- _GOAL_
Show only lines that include "this".

- _DATASET_
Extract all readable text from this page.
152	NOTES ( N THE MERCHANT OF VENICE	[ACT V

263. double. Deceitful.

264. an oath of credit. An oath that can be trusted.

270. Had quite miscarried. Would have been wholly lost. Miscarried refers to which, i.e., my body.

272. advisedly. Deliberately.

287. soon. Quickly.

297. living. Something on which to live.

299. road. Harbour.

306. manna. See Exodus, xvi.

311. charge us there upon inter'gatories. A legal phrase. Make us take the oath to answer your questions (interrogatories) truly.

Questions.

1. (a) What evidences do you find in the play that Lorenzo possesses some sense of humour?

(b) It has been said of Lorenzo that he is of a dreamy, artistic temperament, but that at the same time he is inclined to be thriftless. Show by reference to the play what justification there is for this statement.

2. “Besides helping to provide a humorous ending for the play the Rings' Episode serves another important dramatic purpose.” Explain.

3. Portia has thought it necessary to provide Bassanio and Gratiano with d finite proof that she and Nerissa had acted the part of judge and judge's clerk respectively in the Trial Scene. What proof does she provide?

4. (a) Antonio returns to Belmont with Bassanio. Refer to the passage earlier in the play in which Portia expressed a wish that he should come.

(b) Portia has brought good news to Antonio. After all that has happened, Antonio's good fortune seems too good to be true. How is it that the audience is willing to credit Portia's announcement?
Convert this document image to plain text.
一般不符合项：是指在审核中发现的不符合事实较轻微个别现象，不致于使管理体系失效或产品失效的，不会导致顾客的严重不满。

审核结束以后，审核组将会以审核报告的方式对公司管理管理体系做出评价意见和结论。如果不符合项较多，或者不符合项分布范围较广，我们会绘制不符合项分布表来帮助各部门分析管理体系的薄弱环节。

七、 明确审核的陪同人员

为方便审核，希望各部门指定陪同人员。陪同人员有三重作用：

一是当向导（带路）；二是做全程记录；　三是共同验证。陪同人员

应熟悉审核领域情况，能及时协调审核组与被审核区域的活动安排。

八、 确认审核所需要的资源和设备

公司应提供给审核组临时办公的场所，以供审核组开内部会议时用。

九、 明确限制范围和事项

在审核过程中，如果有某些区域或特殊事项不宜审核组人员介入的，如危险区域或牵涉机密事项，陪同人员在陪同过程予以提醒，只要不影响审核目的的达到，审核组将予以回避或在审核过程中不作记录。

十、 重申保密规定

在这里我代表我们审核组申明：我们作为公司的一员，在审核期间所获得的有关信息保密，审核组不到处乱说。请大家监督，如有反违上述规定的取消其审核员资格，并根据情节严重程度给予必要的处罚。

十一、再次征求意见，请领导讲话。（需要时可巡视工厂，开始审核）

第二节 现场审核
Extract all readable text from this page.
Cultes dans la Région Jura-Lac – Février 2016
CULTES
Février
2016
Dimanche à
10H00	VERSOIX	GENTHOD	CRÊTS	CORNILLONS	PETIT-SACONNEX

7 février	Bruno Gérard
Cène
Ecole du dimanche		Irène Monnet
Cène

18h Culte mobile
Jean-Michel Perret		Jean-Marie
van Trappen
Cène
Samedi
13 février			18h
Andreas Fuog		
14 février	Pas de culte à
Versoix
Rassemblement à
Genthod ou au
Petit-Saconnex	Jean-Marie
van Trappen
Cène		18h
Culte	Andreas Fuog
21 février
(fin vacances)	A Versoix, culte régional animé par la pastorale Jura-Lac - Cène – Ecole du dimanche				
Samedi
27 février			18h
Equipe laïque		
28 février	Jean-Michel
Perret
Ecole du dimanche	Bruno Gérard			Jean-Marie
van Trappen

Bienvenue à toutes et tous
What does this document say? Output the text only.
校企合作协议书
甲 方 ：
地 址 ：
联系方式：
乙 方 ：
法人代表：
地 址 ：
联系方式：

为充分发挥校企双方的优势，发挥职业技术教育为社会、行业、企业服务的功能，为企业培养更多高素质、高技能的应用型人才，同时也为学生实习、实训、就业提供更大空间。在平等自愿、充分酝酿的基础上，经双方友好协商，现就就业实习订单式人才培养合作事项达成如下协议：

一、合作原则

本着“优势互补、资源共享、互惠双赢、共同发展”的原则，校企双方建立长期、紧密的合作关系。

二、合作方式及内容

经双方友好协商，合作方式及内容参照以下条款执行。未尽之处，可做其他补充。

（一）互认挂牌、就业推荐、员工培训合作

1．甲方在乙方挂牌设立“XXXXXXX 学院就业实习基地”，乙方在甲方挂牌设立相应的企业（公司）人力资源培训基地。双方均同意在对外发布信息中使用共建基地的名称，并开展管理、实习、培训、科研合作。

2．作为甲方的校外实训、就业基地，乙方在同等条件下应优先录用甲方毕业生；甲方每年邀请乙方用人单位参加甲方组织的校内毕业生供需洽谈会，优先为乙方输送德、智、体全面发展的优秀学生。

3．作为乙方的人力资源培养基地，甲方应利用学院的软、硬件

- _RESULT_
Extract all readable text from this page.
(b) It has been said of Lorenzo that he is of a dreamy, artistic temperament, but that at the same time he is inclined to be thriftless. Show by reference to the play what justification there is for this statement.
Convert this document image to plain text.
Extract all readable text from this page.
What does this document say? Output the text only.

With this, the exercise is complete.